== Exercise aim ==
Write out the material exactly, without any of its pictures.

== Information provided ==
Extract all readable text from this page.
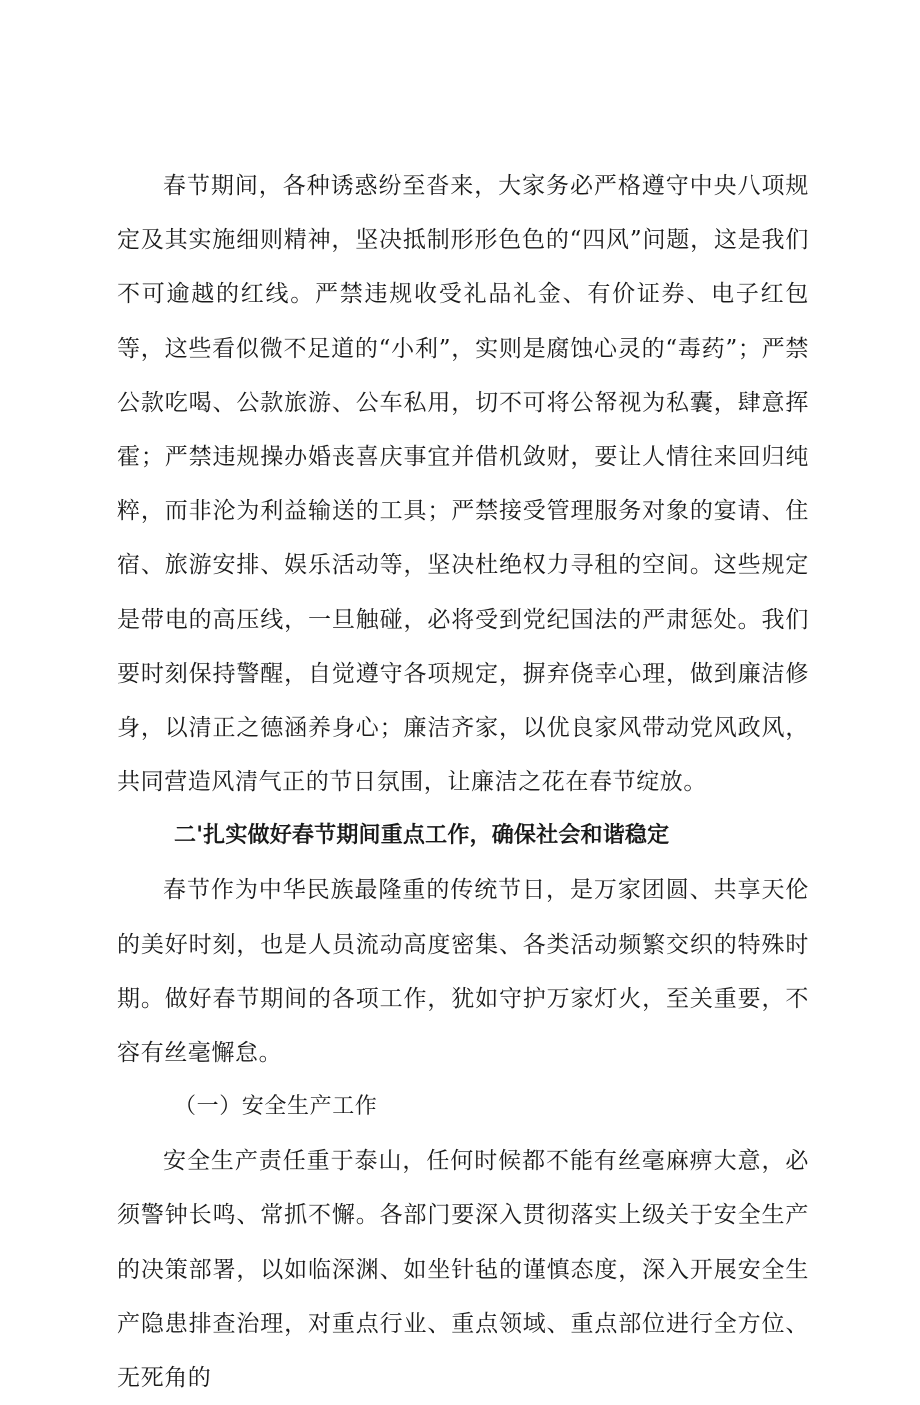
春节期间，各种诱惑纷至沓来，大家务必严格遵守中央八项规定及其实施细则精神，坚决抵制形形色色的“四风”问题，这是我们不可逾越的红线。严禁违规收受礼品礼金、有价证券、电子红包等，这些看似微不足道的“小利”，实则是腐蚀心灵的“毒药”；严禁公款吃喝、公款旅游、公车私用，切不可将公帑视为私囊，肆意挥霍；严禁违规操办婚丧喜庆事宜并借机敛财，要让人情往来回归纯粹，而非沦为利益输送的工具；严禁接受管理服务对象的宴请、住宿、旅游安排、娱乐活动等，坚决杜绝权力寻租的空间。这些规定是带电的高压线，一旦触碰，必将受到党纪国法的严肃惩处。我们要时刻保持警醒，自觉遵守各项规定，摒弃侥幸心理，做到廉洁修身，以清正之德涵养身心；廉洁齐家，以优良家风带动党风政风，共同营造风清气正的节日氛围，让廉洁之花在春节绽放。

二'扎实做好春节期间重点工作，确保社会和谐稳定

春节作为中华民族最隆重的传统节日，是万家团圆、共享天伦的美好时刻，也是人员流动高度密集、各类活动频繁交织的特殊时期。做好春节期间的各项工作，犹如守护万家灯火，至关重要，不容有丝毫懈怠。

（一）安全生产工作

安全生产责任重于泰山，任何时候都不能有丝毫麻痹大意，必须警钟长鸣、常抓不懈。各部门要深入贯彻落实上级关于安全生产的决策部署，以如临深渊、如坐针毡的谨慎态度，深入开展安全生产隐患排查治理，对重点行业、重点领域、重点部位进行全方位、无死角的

== Answer to the task ==
Extract all readable text from this page.
春节期间，各种诱惑纷至沓来，大家务必严格遵守中央八项规定及其实施细则精神，坚决抵制形形色色的“四风”问题，这是我们不可逾越的红线。严禁违规收受礼品礼金、有价证券、电子红包等，这些看似微不足道的“小利”，实则是腐蚀心灵的“毒药”；严禁公款吃喝、公款旅游、公车私用，切不可将公帑视为私囊，肆意挥霍；严禁违规操办婚丧喜庆事宜并借机敛财，要让人情往来回归纯粹，而非沦为利益输送的工具；严禁接受管理服务对象的宴请、住宿、旅游安排、娱乐活动等，坚决杜绝权力寻租的空间。这些规定是带电的高压线，一旦触碰，必将受到党纪国法的严肃惩处。我们要时刻保持警醒，自觉遵守各项规定，摒弃侥幸心理，做到廉洁修身，以清正之德涵养身心；廉洁齐家，以优良家风带动党风政风，共同营造风清气正的节日氛围，让廉洁之花在春节绽放。

二'扎实做好春节期间重点工作，确保社会和谐稳定

春节作为中华民族最隆重的传统节日，是万家团圆、共享天伦的美好时刻，也是人员流动高度密集、各类活动频繁交织的特殊时期。做好春节期间的各项工作，犹如守护万家灯火，至关重要，不容有丝毫懈怠。

（一）安全生产工作

安全生产责任重于泰山，任何时候都不能有丝毫麻痹大意，必须警钟长鸣、常抓不懈。各部门要深入贯彻落实上级关于安全生产的决策部署，以如临深渊、如坐针毡的谨慎态度，深入开展安全生产隐患排查治理，对重点行业、重点领域、重点部位进行全方位、无死角的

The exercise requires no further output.